::: RECORDS FOR THIS TASK :::

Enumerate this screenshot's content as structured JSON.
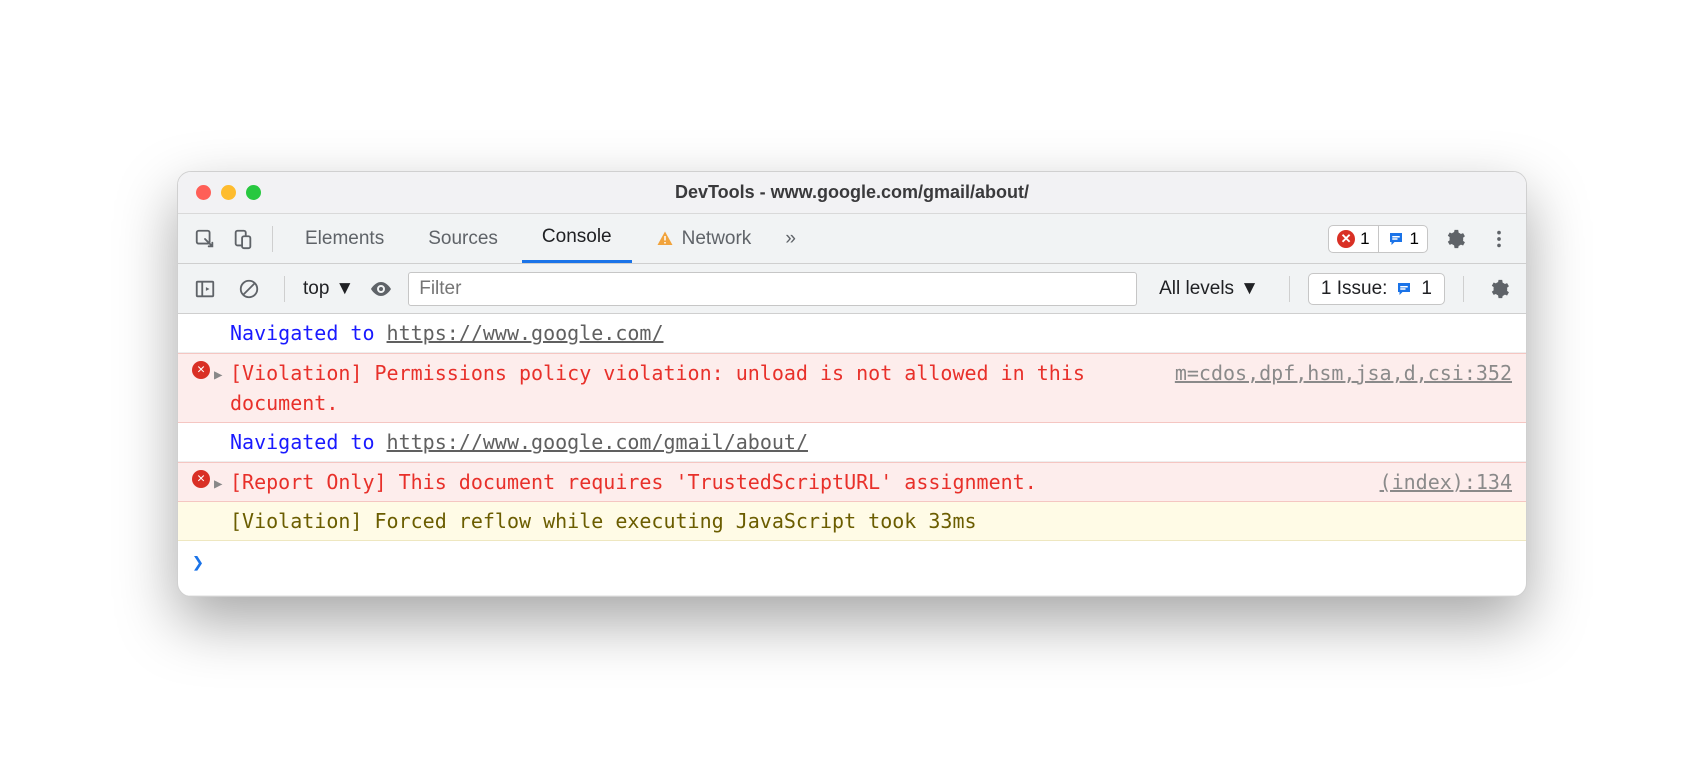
{
  "title": "DevTools - www.google.com/gmail/about/",
  "tabs": {
    "elements": "Elements",
    "sources": "Sources",
    "console": "Console",
    "network": "Network",
    "more": "»"
  },
  "badges": {
    "errors": "1",
    "messages": "1"
  },
  "toolbar": {
    "context": "top",
    "filter_placeholder": "Filter",
    "levels": "All levels",
    "issue_label": "1 Issue:",
    "issue_count": "1"
  },
  "log": [
    {
      "type": "nav",
      "prefix": "Navigated to ",
      "url": "https://www.google.com/"
    },
    {
      "type": "error",
      "text": "[Violation] Permissions policy violation: unload is not allowed in this document.",
      "src": "m=cdos,dpf,hsm,jsa,d,csi:352"
    },
    {
      "type": "nav",
      "prefix": "Navigated to ",
      "url": "https://www.google.com/gmail/about/"
    },
    {
      "type": "error",
      "text": "[Report Only] This document requires 'TrustedScriptURL' assignment.",
      "src": "(index):134"
    },
    {
      "type": "warn",
      "text": "[Violation] Forced reflow while executing JavaScript took 33ms"
    }
  ],
  "prompt": "❯"
}
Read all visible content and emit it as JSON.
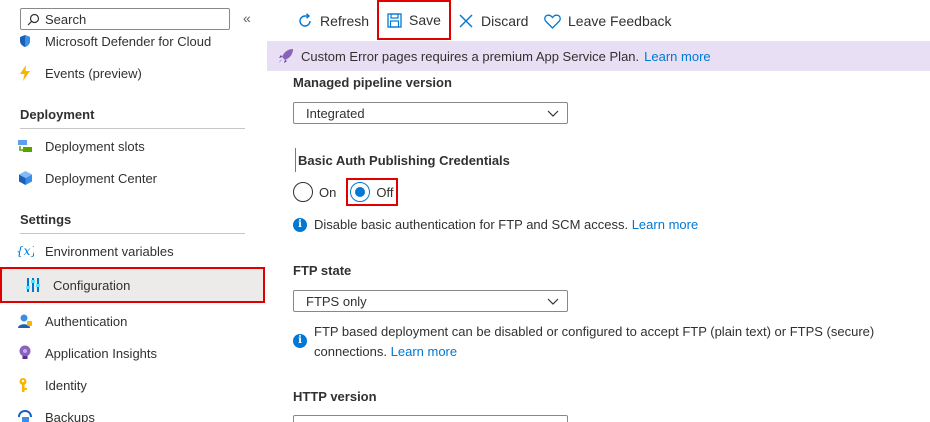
{
  "sidebar": {
    "search_placeholder": "Search",
    "collapse_glyph": "«",
    "items_top": [
      {
        "label": "Microsoft Defender for Cloud",
        "icon": "shield-icon"
      },
      {
        "label": "Events (preview)",
        "icon": "lightning-icon"
      }
    ],
    "sections": [
      {
        "title": "Deployment",
        "items": [
          {
            "label": "Deployment slots",
            "icon": "slots-icon"
          },
          {
            "label": "Deployment Center",
            "icon": "cube-icon"
          }
        ]
      },
      {
        "title": "Settings",
        "items": [
          {
            "label": "Environment variables",
            "icon": "variable-icon"
          },
          {
            "label": "Configuration",
            "icon": "sliders-icon",
            "selected": true
          },
          {
            "label": "Authentication",
            "icon": "person-icon"
          },
          {
            "label": "Application Insights",
            "icon": "bulb-icon"
          },
          {
            "label": "Identity",
            "icon": "key-icon"
          },
          {
            "label": "Backups",
            "icon": "backup-icon"
          }
        ]
      }
    ]
  },
  "toolbar": {
    "refresh": "Refresh",
    "save": "Save",
    "discard": "Discard",
    "feedback": "Leave Feedback"
  },
  "banner": {
    "text": "Custom Error pages requires a premium App Service Plan.",
    "link": "Learn more"
  },
  "settings": {
    "pipeline_label": "Managed pipeline version",
    "pipeline_value": "Integrated",
    "basic_auth_label": "Basic Auth Publishing Credentials",
    "radio_on": "On",
    "radio_off": "Off",
    "basic_auth_info": "Disable basic authentication for FTP and SCM access.",
    "basic_auth_link": "Learn more",
    "ftp_label": "FTP state",
    "ftp_value": "FTPS only",
    "ftp_info_line1": "FTP based deployment can be disabled or configured to accept FTP (plain text) or FTPS (secure)",
    "ftp_info_line2": "connections.",
    "ftp_link": "Learn more",
    "http_label": "HTTP version"
  },
  "colors": {
    "accent": "#0078d4",
    "highlight": "#e00000",
    "banner_bg": "#e8dff5"
  }
}
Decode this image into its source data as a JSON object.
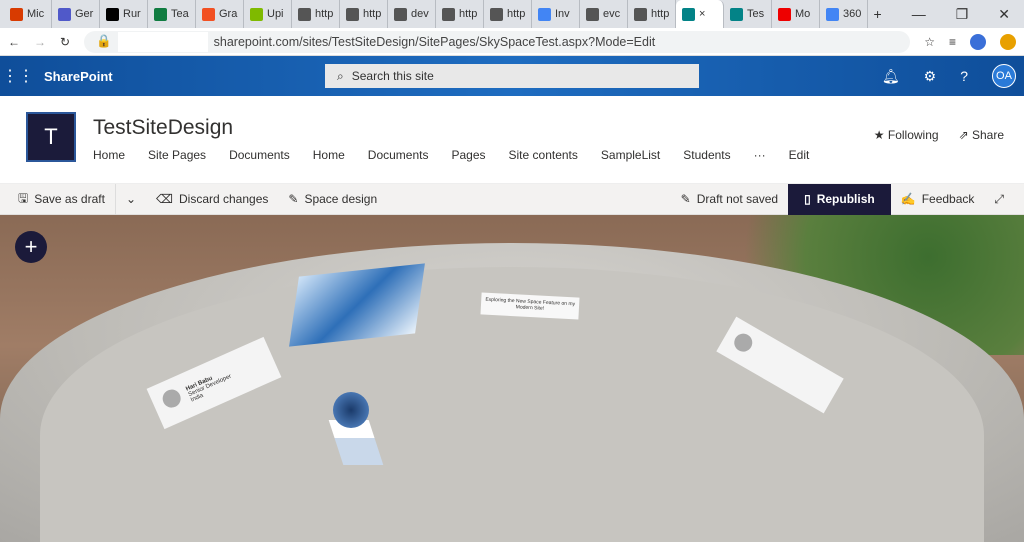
{
  "browser": {
    "tabs": [
      {
        "label": "Mic",
        "color": "#d83b01"
      },
      {
        "label": "Ger",
        "color": "#5059c9"
      },
      {
        "label": "Rur",
        "color": "#000"
      },
      {
        "label": "Tea",
        "color": "#107c41"
      },
      {
        "label": "Gra",
        "color": "#f25022"
      },
      {
        "label": "Upi",
        "color": "#7fba00"
      },
      {
        "label": "http",
        "color": "#555"
      },
      {
        "label": "http",
        "color": "#555"
      },
      {
        "label": "dev",
        "color": "#555"
      },
      {
        "label": "http",
        "color": "#555"
      },
      {
        "label": "http",
        "color": "#555"
      },
      {
        "label": "Inv",
        "color": "#4285f4"
      },
      {
        "label": "evc",
        "color": "#555"
      },
      {
        "label": "http",
        "color": "#555"
      },
      {
        "label": "×",
        "color": "#038387",
        "active": true
      },
      {
        "label": "Tes",
        "color": "#038387"
      },
      {
        "label": "Mo",
        "color": "#e00"
      },
      {
        "label": "360",
        "color": "#4285f4"
      }
    ],
    "url": "sharepoint.com/sites/TestSiteDesign/SitePages/SkySpaceTest.aspx?Mode=Edit"
  },
  "suite": {
    "brand": "SharePoint",
    "search_placeholder": "Search this site",
    "avatar": "OA"
  },
  "site": {
    "logo_letter": "T",
    "title": "TestSiteDesign",
    "nav": [
      "Home",
      "Site Pages",
      "Documents",
      "Home",
      "Documents",
      "Pages",
      "Site contents",
      "SampleList",
      "Students",
      "···",
      "Edit"
    ],
    "following": "Following",
    "share": "Share"
  },
  "command": {
    "save_draft": "Save as draft",
    "discard": "Discard changes",
    "space_design": "Space design",
    "status": "Draft not saved",
    "republish": "Republish",
    "feedback": "Feedback"
  },
  "space": {
    "text_card": "Exploring the New Space Feature on my Modern Site!",
    "person1": {
      "name": "Hari Babu",
      "title": "Senior Developer",
      "location": "India"
    }
  }
}
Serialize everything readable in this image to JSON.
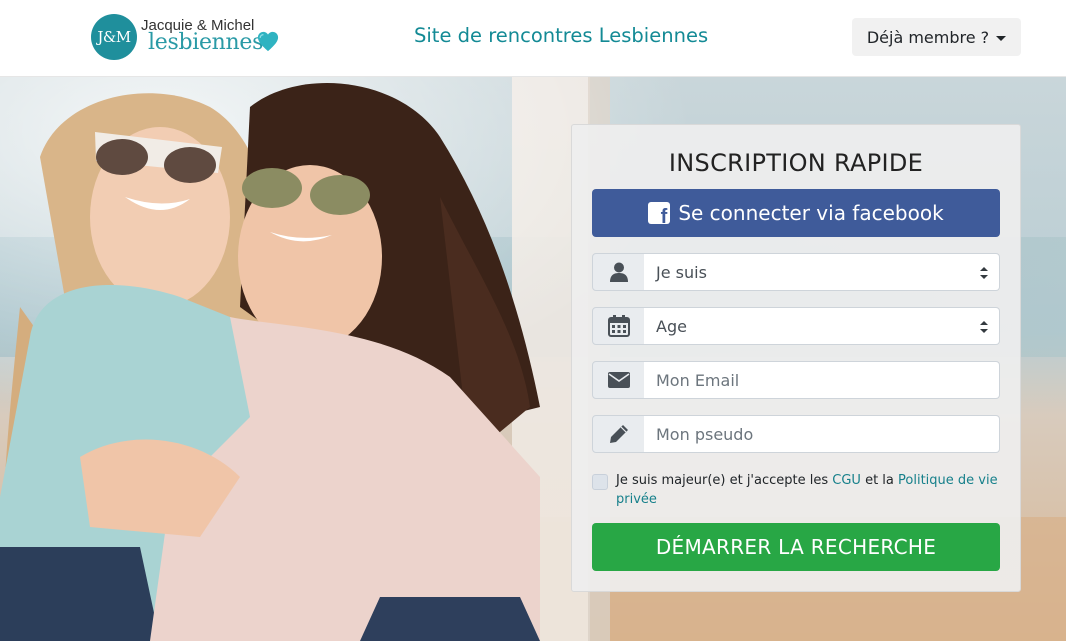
{
  "header": {
    "logo_monogram": "J&M",
    "logo_top": "Jacquie & Michel",
    "logo_bottom": "lesbiennes",
    "site_title": "Site de rencontres Lesbiennes",
    "member_button": "Déjà membre ?"
  },
  "form": {
    "title": "INSCRIPTION RAPIDE",
    "facebook_button": "Se connecter via facebook",
    "gender_select": {
      "value": "Je suis",
      "icon": "user-icon"
    },
    "age_select": {
      "value": "Age",
      "icon": "calendar-icon"
    },
    "email_input": {
      "placeholder": "Mon Email",
      "value": "",
      "icon": "envelope-icon"
    },
    "pseudo_input": {
      "placeholder": "Mon pseudo",
      "value": "",
      "icon": "pencil-icon"
    },
    "consent": {
      "text_before": "Je suis majeur(e) et j'accepte les ",
      "cgu_link": "CGU",
      "text_middle": " et la ",
      "privacy_link": "Politique de vie privée",
      "checked": false
    },
    "submit_button": "DÉMARRER LA RECHERCHE"
  },
  "colors": {
    "brand_teal": "#1f8f9c",
    "facebook_blue": "#3f5b9a",
    "submit_green": "#28a745",
    "link_teal": "#17808b"
  }
}
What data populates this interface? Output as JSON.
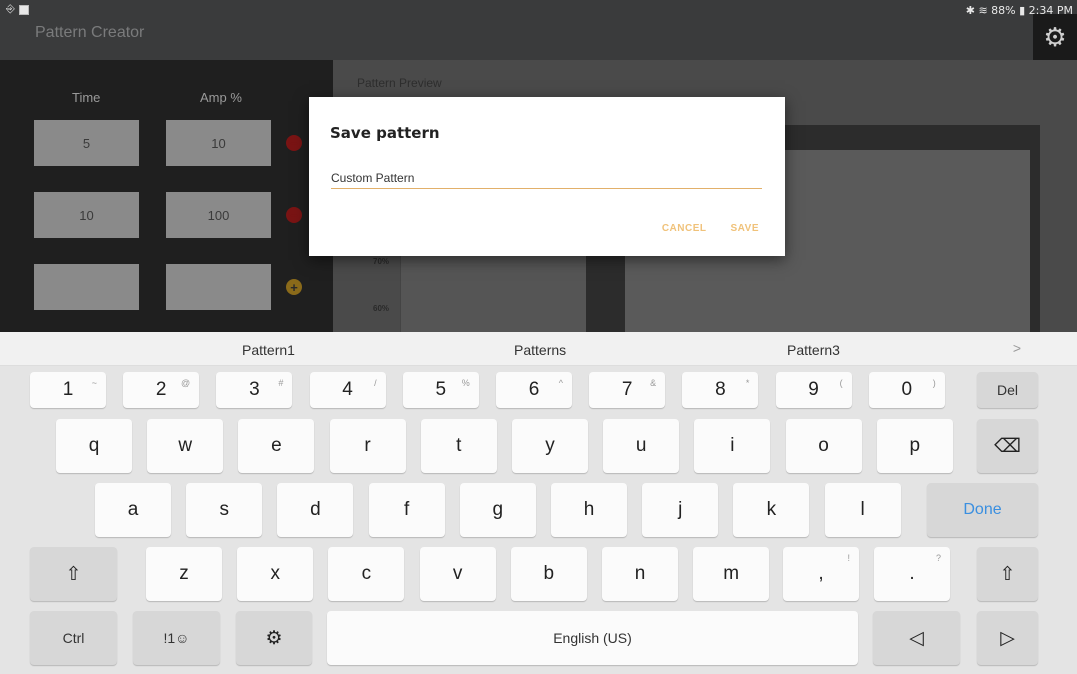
{
  "status_bar": {
    "left_icons": [
      "nfc-icon",
      "image-icon"
    ],
    "right_text": "✱ ☰ 88% ▣ 2:34 PM",
    "bluetooth": "✱",
    "battery": "88%",
    "time": "2:34 PM"
  },
  "app": {
    "title": "Pattern Creator",
    "settings_icon": "gear-icon"
  },
  "pattern_table": {
    "col_time": "Time",
    "col_amp": "Amp %",
    "rows": [
      {
        "time": "5",
        "amp": "10",
        "action": "remove"
      },
      {
        "time": "10",
        "amp": "100",
        "action": "remove"
      },
      {
        "time": "",
        "amp": "",
        "action": "add"
      }
    ]
  },
  "preview": {
    "title": "Pattern Preview",
    "y_labels": [
      "70%",
      "60%"
    ]
  },
  "dialog": {
    "title": "Save pattern",
    "input_value": "Custom Pattern",
    "cancel_label": "CANCEL",
    "save_label": "SAVE",
    "accent_color": "#f0c27a"
  },
  "suggestions": {
    "items": [
      "Pattern1",
      "Patterns",
      "Pattern3"
    ],
    "more": ">"
  },
  "keyboard": {
    "row1": [
      {
        "k": "1",
        "h": "~"
      },
      {
        "k": "2",
        "h": "@"
      },
      {
        "k": "3",
        "h": "#"
      },
      {
        "k": "4",
        "h": "/"
      },
      {
        "k": "5",
        "h": "%"
      },
      {
        "k": "6",
        "h": "^"
      },
      {
        "k": "7",
        "h": "&"
      },
      {
        "k": "8",
        "h": "*"
      },
      {
        "k": "9",
        "h": "("
      },
      {
        "k": "0",
        "h": ")"
      }
    ],
    "del": "Del",
    "row2": [
      "q",
      "w",
      "e",
      "r",
      "t",
      "y",
      "u",
      "i",
      "o",
      "p"
    ],
    "row3": [
      "a",
      "s",
      "d",
      "f",
      "g",
      "h",
      "j",
      "k",
      "l"
    ],
    "done": "Done",
    "row4": [
      "z",
      "x",
      "c",
      "v",
      "b",
      "n",
      "m"
    ],
    "comma": ",",
    "comma_hint": "!",
    "period": ".",
    "period_hint": "?",
    "ctrl": "Ctrl",
    "symbols": "!1☺",
    "space": "English (US)",
    "left_arrow": "◁",
    "right_arrow": "▷",
    "shift": "⇧",
    "backspace": "⌫"
  }
}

:::

(DIRECTIONS) Each line that holds the word "image" should be extracted from the records.

(ANSWER TO THIS EXERCISE)
Decode this image into its source data as a JSON object.
Serialize everything readable in this image to JSON.
      "image-icon"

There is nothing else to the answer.